- Goal of the exercise:
Spot every line with the word "gösterin" and return it.

-------- Listing

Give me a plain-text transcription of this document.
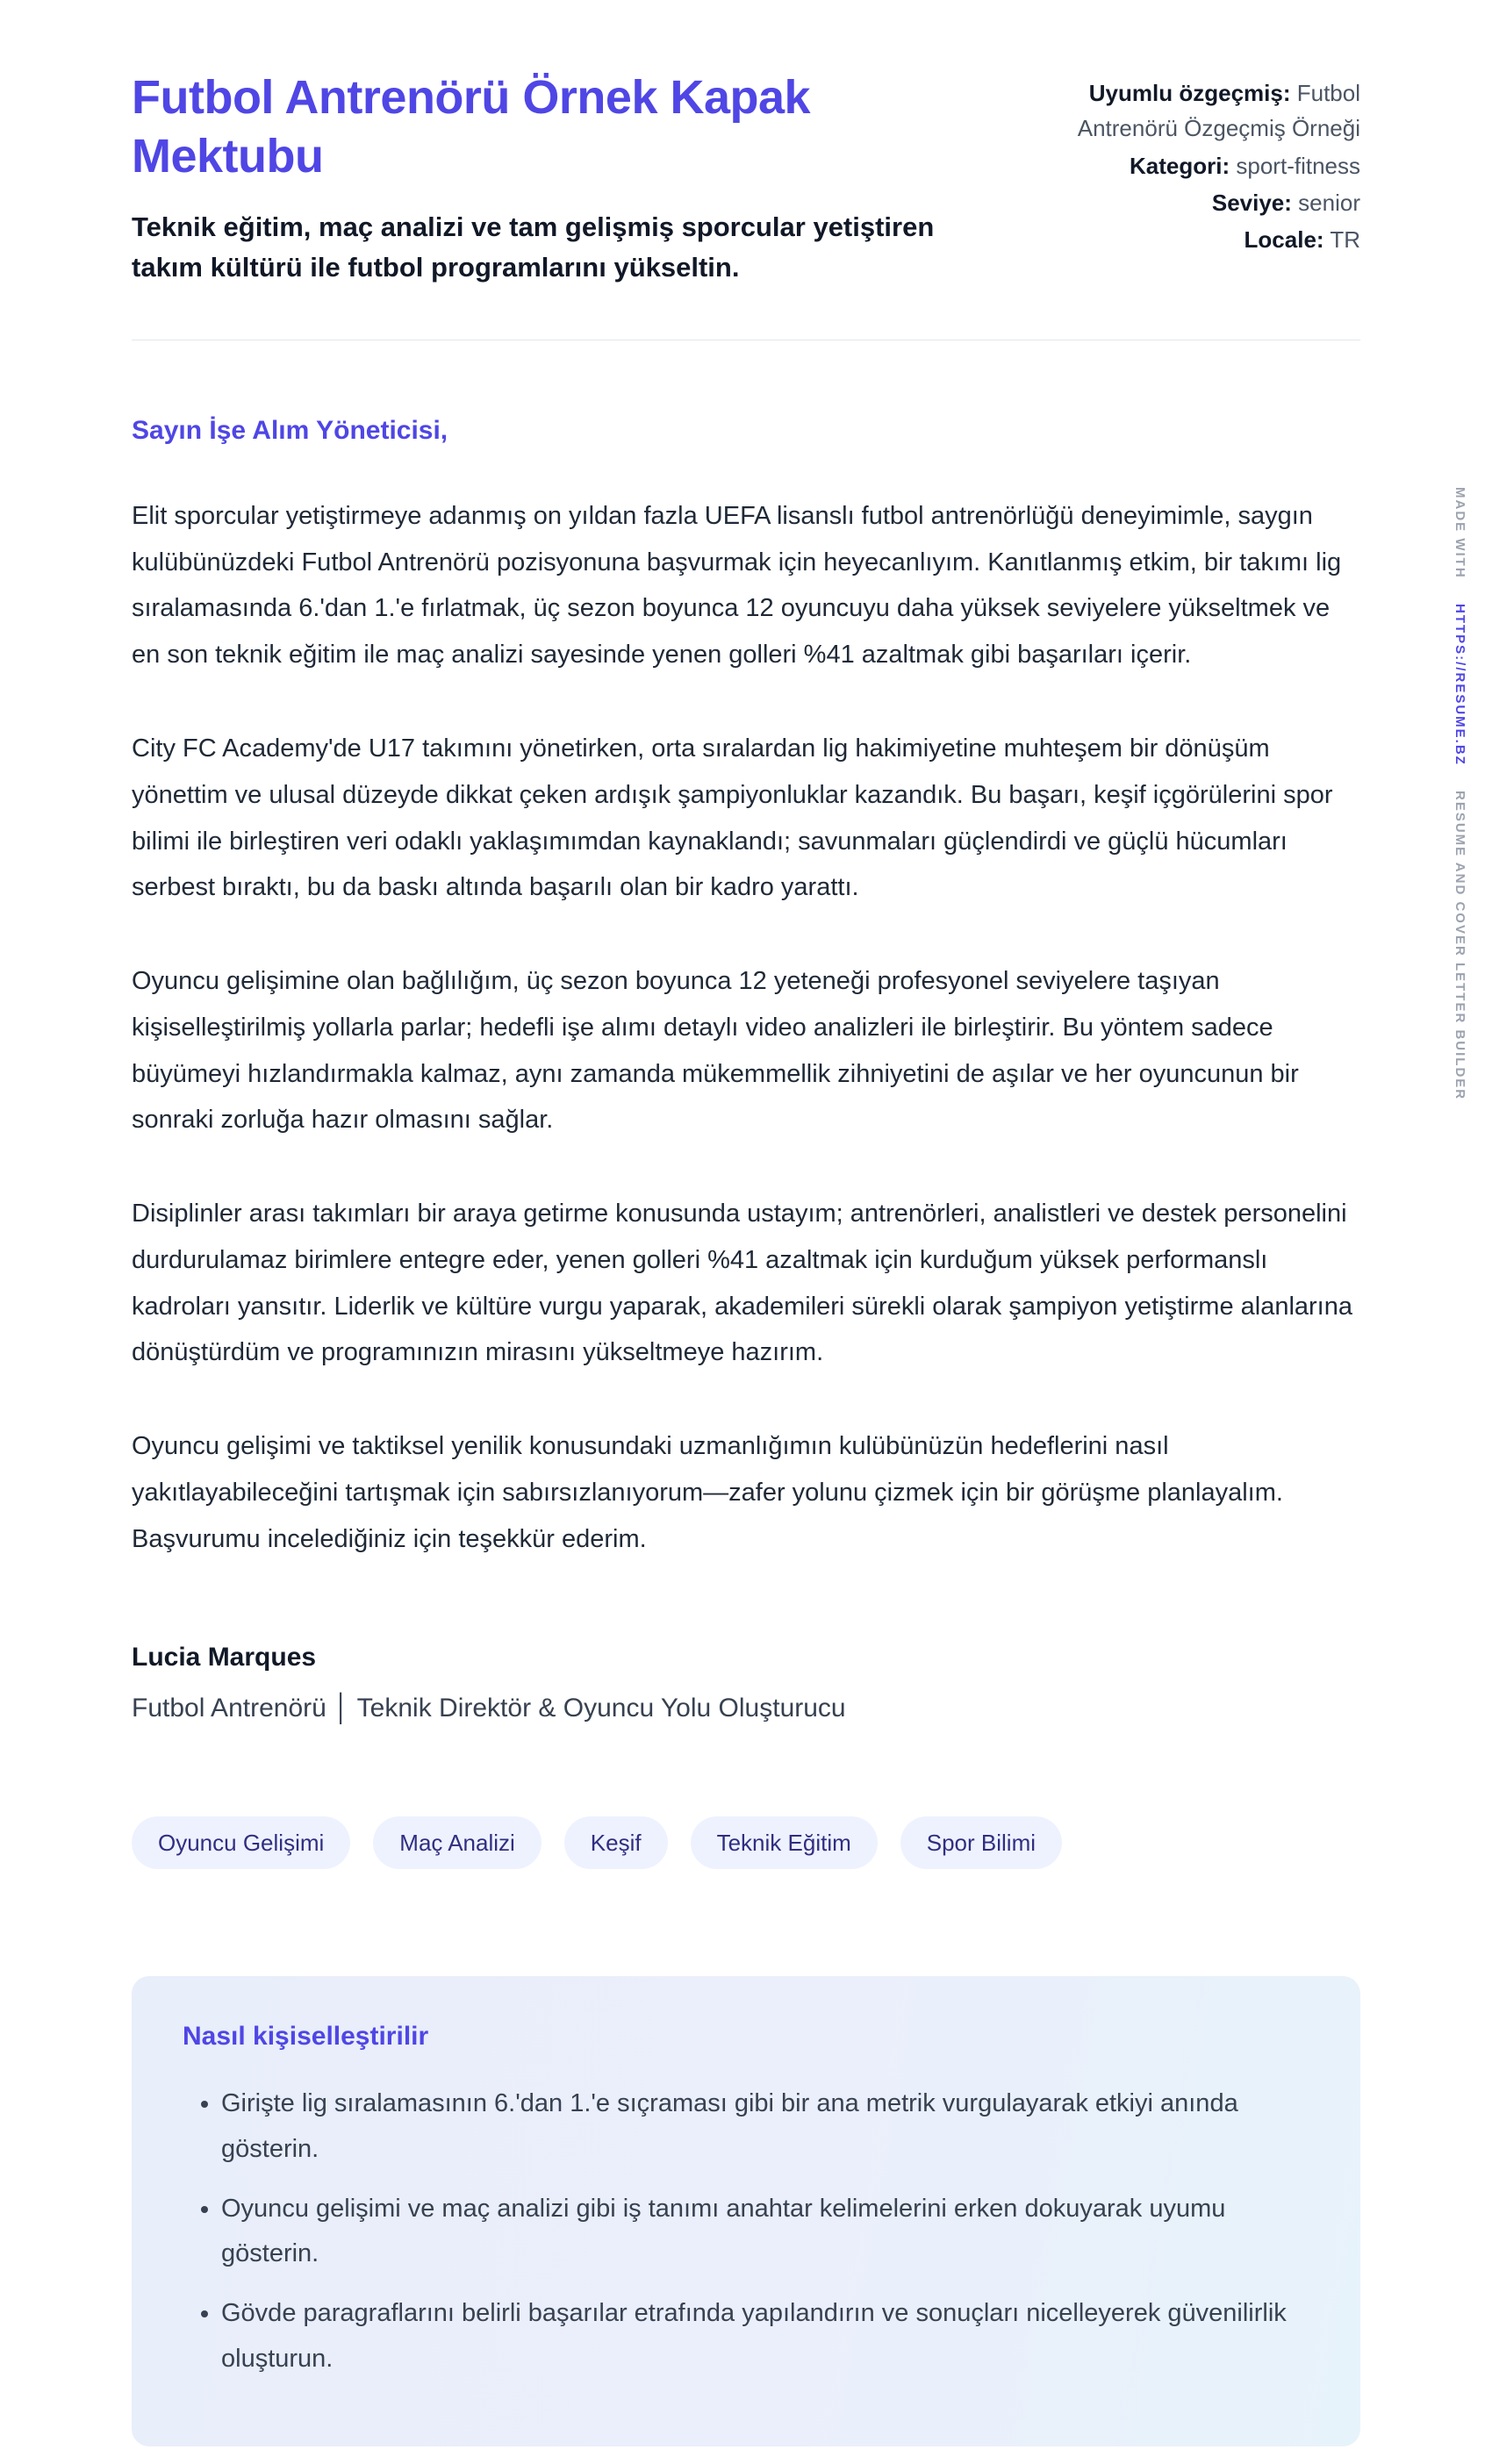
Futbol Antrenörü Örnek Kapak Mektubu
Teknik eğitim, maç analizi ve tam gelişmiş sporcular yetiştiren takım kültürü ile futbol programlarını yükseltin.
Uyumlu özgeçmiş: Futbol Antrenörü Özgeçmiş Örneği
Kategori: sport-fitness
Seviye: senior
Locale: TR
Sayın İşe Alım Yöneticisi,

Elit sporcular yetiştirmeye adanmış on yıldan fazla UEFA lisanslı futbol antrenörlüğü deneyimimle, saygın kulübünüzdeki Futbol Antrenörü pozisyonuna başvurmak için heyecanlıyım. Kanıtlanmış etkim, bir takımı lig sıralamasında 6.'dan 1.'e fırlatmak, üç sezon boyunca 12 oyuncuyu daha yüksek seviyelere yükseltmek ve en son teknik eğitim ile maç analizi sayesinde yenen golleri %41 azaltmak gibi başarıları içerir.

City FC Academy'de U17 takımını yönetirken, orta sıralardan lig hakimiyetine muhteşem bir dönüşüm yönettim ve ulusal düzeyde dikkat çeken ardışık şampiyonluklar kazandık. Bu başarı, keşif içgörülerini spor bilimi ile birleştiren veri odaklı yaklaşımımdan kaynaklandı; savunmaları güçlendirdi ve güçlü hücumları serbest bıraktı, bu da baskı altında başarılı olan bir kadro yarattı.

Oyuncu gelişimine olan bağlılığım, üç sezon boyunca 12 yeteneği profesyonel seviyelere taşıyan kişiselleştirilmiş yollarla parlar; hedefli işe alımı detaylı video analizleri ile birleştirir. Bu yöntem sadece büyümeyi hızlandırmakla kalmaz, aynı zamanda mükemmellik zihniyetini de aşılar ve her oyuncunun bir sonraki zorluğa hazır olmasını sağlar.

Disiplinler arası takımları bir araya getirme konusunda ustayım; antrenörleri, analistleri ve destek personelini durdurulamaz birimlere entegre eder, yenen golleri %41 azaltmak için kurduğum yüksek performanslı kadroları yansıtır. Liderlik ve kültüre vurgu yaparak, akademileri sürekli olarak şampiyon yetiştirme alanlarına dönüştürdüm ve programınızın mirasını yükseltmeye hazırım.

Oyuncu gelişimi ve taktiksel yenilik konusundaki uzmanlığımın kulübünüzün hedeflerini nasıl yakıtlayabileceğini tartışmak için sabırsızlanıyorum—zafer yolunu çizmek için bir görüşme planlayalım. Başvurumu incelediğiniz için teşekkür ederim.

Lucia Marques
Futbol Antrenörü │ Teknik Direktör & Oyuncu Yolu Oluşturucu
Oyuncu Gelişimi	Maç Analizi	Keşif	Teknik Eğitim	Spor Bilimi
Nasıl kişiselleştirilir
• Girişte lig sıralamasının 6.'dan 1.'e sıçraması gibi bir ana metrik vurgulayarak etkiyi anında gösterin.
• Oyuncu gelişimi ve maç analizi gibi iş tanımı anahtar kelimelerini erken dokuyarak uyumu gösterin.
• Gövde paragraflarını belirli başarılar etrafında yapılandırın ve sonuçları nicelleyerek güvenilirlik oluşturun.
MADE WITH HTTPS://RESUME.BZ RESUME AND COVER LETTER BUILDER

----------------

- Exercise result:
• Girişte lig sıralamasının 6.'dan 1.'e sıçraması gibi bir ana metrik vurgulayarak etkiyi anında gösterin.
• Oyuncu gelişimi ve maç analizi gibi iş tanımı anahtar kelimelerini erken dokuyarak uyumu gösterin.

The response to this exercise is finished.